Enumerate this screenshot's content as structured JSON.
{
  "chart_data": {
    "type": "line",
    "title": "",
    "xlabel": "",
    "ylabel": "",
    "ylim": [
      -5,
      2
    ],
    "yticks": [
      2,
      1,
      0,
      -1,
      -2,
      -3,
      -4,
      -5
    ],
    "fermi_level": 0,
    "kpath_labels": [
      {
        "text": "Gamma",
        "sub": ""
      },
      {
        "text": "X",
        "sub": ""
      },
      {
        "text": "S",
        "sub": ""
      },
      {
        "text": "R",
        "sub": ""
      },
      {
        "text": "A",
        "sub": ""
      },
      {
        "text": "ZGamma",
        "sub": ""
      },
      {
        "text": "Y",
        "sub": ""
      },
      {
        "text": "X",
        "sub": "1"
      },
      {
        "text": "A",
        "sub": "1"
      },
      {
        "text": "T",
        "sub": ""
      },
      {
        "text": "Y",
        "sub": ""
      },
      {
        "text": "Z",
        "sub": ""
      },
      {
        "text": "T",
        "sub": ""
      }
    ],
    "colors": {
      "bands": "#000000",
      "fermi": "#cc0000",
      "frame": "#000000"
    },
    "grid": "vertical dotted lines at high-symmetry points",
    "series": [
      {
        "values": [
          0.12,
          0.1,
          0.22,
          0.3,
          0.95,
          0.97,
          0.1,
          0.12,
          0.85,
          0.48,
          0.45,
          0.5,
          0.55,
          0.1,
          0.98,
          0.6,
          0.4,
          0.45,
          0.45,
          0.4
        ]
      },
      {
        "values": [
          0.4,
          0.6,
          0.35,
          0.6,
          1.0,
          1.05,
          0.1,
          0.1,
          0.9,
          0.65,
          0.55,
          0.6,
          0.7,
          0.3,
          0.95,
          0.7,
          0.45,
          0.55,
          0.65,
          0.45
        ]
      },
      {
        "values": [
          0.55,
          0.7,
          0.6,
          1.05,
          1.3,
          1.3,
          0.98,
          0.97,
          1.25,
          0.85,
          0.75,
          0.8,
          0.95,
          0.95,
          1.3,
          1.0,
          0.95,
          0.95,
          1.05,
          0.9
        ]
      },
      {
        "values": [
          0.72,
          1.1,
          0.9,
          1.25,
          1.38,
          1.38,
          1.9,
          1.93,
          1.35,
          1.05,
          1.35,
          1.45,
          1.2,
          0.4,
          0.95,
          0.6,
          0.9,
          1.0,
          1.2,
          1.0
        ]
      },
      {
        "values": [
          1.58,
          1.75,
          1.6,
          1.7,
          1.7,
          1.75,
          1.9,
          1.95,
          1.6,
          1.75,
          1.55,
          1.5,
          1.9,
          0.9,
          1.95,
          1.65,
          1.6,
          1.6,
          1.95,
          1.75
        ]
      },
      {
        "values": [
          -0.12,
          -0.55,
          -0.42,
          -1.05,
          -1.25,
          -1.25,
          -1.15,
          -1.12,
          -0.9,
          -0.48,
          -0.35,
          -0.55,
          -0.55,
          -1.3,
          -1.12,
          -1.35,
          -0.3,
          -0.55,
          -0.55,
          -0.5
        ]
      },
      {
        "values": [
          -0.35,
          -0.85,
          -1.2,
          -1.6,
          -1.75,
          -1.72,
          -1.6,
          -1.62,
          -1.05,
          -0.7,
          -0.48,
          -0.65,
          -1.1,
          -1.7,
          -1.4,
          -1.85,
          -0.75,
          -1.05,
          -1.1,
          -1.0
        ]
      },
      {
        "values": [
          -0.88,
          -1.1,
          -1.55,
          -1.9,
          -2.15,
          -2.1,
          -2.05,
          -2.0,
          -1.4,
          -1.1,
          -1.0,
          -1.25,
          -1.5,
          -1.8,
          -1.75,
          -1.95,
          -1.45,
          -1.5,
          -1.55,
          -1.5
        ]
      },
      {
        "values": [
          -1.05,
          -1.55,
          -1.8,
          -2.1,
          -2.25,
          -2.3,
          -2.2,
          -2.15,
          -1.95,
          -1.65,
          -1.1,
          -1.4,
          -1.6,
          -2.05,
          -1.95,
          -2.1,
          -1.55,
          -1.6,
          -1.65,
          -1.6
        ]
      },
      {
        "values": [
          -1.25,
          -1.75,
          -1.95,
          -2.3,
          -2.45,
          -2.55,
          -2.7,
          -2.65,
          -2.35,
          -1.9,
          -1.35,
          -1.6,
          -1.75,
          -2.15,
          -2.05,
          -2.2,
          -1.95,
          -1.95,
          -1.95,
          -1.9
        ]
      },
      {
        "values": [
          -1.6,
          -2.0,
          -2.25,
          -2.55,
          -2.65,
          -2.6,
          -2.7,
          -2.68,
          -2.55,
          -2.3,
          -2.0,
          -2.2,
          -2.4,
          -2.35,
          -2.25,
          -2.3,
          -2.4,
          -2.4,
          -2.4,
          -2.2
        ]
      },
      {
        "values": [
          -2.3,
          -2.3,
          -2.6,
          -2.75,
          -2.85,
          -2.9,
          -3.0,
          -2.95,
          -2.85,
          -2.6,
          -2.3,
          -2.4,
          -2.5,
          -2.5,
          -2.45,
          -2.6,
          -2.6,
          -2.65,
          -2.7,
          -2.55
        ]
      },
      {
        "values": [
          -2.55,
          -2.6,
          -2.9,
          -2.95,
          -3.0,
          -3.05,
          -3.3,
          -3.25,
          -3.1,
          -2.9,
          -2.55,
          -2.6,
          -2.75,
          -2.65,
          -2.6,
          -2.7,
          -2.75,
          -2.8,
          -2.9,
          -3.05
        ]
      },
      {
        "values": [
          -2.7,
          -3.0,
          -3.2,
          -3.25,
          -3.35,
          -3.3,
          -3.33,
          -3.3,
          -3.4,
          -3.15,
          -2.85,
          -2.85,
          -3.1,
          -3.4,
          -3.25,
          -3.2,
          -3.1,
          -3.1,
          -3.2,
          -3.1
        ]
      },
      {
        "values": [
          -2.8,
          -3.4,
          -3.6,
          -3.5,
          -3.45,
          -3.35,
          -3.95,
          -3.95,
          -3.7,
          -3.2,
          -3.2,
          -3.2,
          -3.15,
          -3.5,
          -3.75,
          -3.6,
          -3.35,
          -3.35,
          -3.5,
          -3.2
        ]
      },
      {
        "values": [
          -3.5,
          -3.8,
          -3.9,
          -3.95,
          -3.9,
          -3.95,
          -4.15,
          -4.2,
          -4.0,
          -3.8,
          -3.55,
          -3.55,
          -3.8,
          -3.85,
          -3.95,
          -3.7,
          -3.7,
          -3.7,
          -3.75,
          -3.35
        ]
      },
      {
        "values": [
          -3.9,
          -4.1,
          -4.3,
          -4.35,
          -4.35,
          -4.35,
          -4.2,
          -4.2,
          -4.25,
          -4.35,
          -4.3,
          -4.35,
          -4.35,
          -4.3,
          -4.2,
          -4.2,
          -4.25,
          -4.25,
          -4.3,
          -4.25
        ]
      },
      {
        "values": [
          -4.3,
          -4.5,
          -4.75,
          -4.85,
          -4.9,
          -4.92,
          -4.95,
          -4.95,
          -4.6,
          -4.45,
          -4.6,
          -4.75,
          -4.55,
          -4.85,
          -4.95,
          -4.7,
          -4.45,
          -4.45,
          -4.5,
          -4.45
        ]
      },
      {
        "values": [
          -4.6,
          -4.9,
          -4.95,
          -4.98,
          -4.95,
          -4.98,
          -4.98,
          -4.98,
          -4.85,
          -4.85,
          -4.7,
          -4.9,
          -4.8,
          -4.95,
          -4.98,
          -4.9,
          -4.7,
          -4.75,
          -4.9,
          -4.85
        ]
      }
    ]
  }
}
========================================
# GIVEN INSTRUCTION
Every entry should be printed again exactly as written.

# TASK ANSWER
Enumerate this screenshot's content as structured JSON.
{
  "chart_data": {
    "type": "line",
    "title": "",
    "xlabel": "",
    "ylabel": "",
    "ylim": [
      -5,
      2
    ],
    "yticks": [
      2,
      1,
      0,
      -1,
      -2,
      -3,
      -4,
      -5
    ],
    "fermi_level": 0,
    "kpath_labels": [
      {
        "text": "Gamma",
        "sub": ""
      },
      {
        "text": "X",
        "sub": ""
      },
      {
        "text": "S",
        "sub": ""
      },
      {
        "text": "R",
        "sub": ""
      },
      {
        "text": "A",
        "sub": ""
      },
      {
        "text": "ZGamma",
        "sub": ""
      },
      {
        "text": "Y",
        "sub": ""
      },
      {
        "text": "X",
        "sub": "1"
      },
      {
        "text": "A",
        "sub": "1"
      },
      {
        "text": "T",
        "sub": ""
      },
      {
        "text": "Y",
        "sub": ""
      },
      {
        "text": "Z",
        "sub": ""
      },
      {
        "text": "T",
        "sub": ""
      }
    ],
    "colors": {
      "bands": "#000000",
      "fermi": "#cc0000",
      "frame": "#000000"
    },
    "grid": "vertical dotted lines at high-symmetry points",
    "series": [
      {
        "values": [
          0.12,
          0.1,
          0.22,
          0.3,
          0.95,
          0.97,
          0.1,
          0.12,
          0.85,
          0.48,
          0.45,
          0.5,
          0.55,
          0.1,
          0.98,
          0.6,
          0.4,
          0.45,
          0.45,
          0.4
        ]
      },
      {
        "values": [
          0.4,
          0.6,
          0.35,
          0.6,
          1.0,
          1.05,
          0.1,
          0.1,
          0.9,
          0.65,
          0.55,
          0.6,
          0.7,
          0.3,
          0.95,
          0.7,
          0.45,
          0.55,
          0.65,
          0.45
        ]
      },
      {
        "values": [
          0.55,
          0.7,
          0.6,
          1.05,
          1.3,
          1.3,
          0.98,
          0.97,
          1.25,
          0.85,
          0.75,
          0.8,
          0.95,
          0.95,
          1.3,
          1.0,
          0.95,
          0.95,
          1.05,
          0.9
        ]
      },
      {
        "values": [
          0.72,
          1.1,
          0.9,
          1.25,
          1.38,
          1.38,
          1.9,
          1.93,
          1.35,
          1.05,
          1.35,
          1.45,
          1.2,
          0.4,
          0.95,
          0.6,
          0.9,
          1.0,
          1.2,
          1.0
        ]
      },
      {
        "values": [
          1.58,
          1.75,
          1.6,
          1.7,
          1.7,
          1.75,
          1.9,
          1.95,
          1.6,
          1.75,
          1.55,
          1.5,
          1.9,
          0.9,
          1.95,
          1.65,
          1.6,
          1.6,
          1.95,
          1.75
        ]
      },
      {
        "values": [
          -0.12,
          -0.55,
          -0.42,
          -1.05,
          -1.25,
          -1.25,
          -1.15,
          -1.12,
          -0.9,
          -0.48,
          -0.35,
          -0.55,
          -0.55,
          -1.3,
          -1.12,
          -1.35,
          -0.3,
          -0.55,
          -0.55,
          -0.5
        ]
      },
      {
        "values": [
          -0.35,
          -0.85,
          -1.2,
          -1.6,
          -1.75,
          -1.72,
          -1.6,
          -1.62,
          -1.05,
          -0.7,
          -0.48,
          -0.65,
          -1.1,
          -1.7,
          -1.4,
          -1.85,
          -0.75,
          -1.05,
          -1.1,
          -1.0
        ]
      },
      {
        "values": [
          -0.88,
          -1.1,
          -1.55,
          -1.9,
          -2.15,
          -2.1,
          -2.05,
          -2.0,
          -1.4,
          -1.1,
          -1.0,
          -1.25,
          -1.5,
          -1.8,
          -1.75,
          -1.95,
          -1.45,
          -1.5,
          -1.55,
          -1.5
        ]
      },
      {
        "values": [
          -1.05,
          -1.55,
          -1.8,
          -2.1,
          -2.25,
          -2.3,
          -2.2,
          -2.15,
          -1.95,
          -1.65,
          -1.1,
          -1.4,
          -1.6,
          -2.05,
          -1.95,
          -2.1,
          -1.55,
          -1.6,
          -1.65,
          -1.6
        ]
      },
      {
        "values": [
          -1.25,
          -1.75,
          -1.95,
          -2.3,
          -2.45,
          -2.55,
          -2.7,
          -2.65,
          -2.35,
          -1.9,
          -1.35,
          -1.6,
          -1.75,
          -2.15,
          -2.05,
          -2.2,
          -1.95,
          -1.95,
          -1.95,
          -1.9
        ]
      },
      {
        "values": [
          -1.6,
          -2.0,
          -2.25,
          -2.55,
          -2.65,
          -2.6,
          -2.7,
          -2.68,
          -2.55,
          -2.3,
          -2.0,
          -2.2,
          -2.4,
          -2.35,
          -2.25,
          -2.3,
          -2.4,
          -2.4,
          -2.4,
          -2.2
        ]
      },
      {
        "values": [
          -2.3,
          -2.3,
          -2.6,
          -2.75,
          -2.85,
          -2.9,
          -3.0,
          -2.95,
          -2.85,
          -2.6,
          -2.3,
          -2.4,
          -2.5,
          -2.5,
          -2.45,
          -2.6,
          -2.6,
          -2.65,
          -2.7,
          -2.55
        ]
      },
      {
        "values": [
          -2.55,
          -2.6,
          -2.9,
          -2.95,
          -3.0,
          -3.05,
          -3.3,
          -3.25,
          -3.1,
          -2.9,
          -2.55,
          -2.6,
          -2.75,
          -2.65,
          -2.6,
          -2.7,
          -2.75,
          -2.8,
          -2.9,
          -3.05
        ]
      },
      {
        "values": [
          -2.7,
          -3.0,
          -3.2,
          -3.25,
          -3.35,
          -3.3,
          -3.33,
          -3.3,
          -3.4,
          -3.15,
          -2.85,
          -2.85,
          -3.1,
          -3.4,
          -3.25,
          -3.2,
          -3.1,
          -3.1,
          -3.2,
          -3.1
        ]
      },
      {
        "values": [
          -2.8,
          -3.4,
          -3.6,
          -3.5,
          -3.45,
          -3.35,
          -3.95,
          -3.95,
          -3.7,
          -3.2,
          -3.2,
          -3.2,
          -3.15,
          -3.5,
          -3.75,
          -3.6,
          -3.35,
          -3.35,
          -3.5,
          -3.2
        ]
      },
      {
        "values": [
          -3.5,
          -3.8,
          -3.9,
          -3.95,
          -3.9,
          -3.95,
          -4.15,
          -4.2,
          -4.0,
          -3.8,
          -3.55,
          -3.55,
          -3.8,
          -3.85,
          -3.95,
          -3.7,
          -3.7,
          -3.7,
          -3.75,
          -3.35
        ]
      },
      {
        "values": [
          -3.9,
          -4.1,
          -4.3,
          -4.35,
          -4.35,
          -4.35,
          -4.2,
          -4.2,
          -4.25,
          -4.35,
          -4.3,
          -4.35,
          -4.35,
          -4.3,
          -4.2,
          -4.2,
          -4.25,
          -4.25,
          -4.3,
          -4.25
        ]
      },
      {
        "values": [
          -4.3,
          -4.5,
          -4.75,
          -4.85,
          -4.9,
          -4.92,
          -4.95,
          -4.95,
          -4.6,
          -4.45,
          -4.6,
          -4.75,
          -4.55,
          -4.85,
          -4.95,
          -4.7,
          -4.45,
          -4.45,
          -4.5,
          -4.45
        ]
      },
      {
        "values": [
          -4.6,
          -4.9,
          -4.95,
          -4.98,
          -4.95,
          -4.98,
          -4.98,
          -4.98,
          -4.85,
          -4.85,
          -4.7,
          -4.9,
          -4.8,
          -4.95,
          -4.98,
          -4.9,
          -4.7,
          -4.75,
          -4.9,
          -4.85
        ]
      }
    ]
  }
}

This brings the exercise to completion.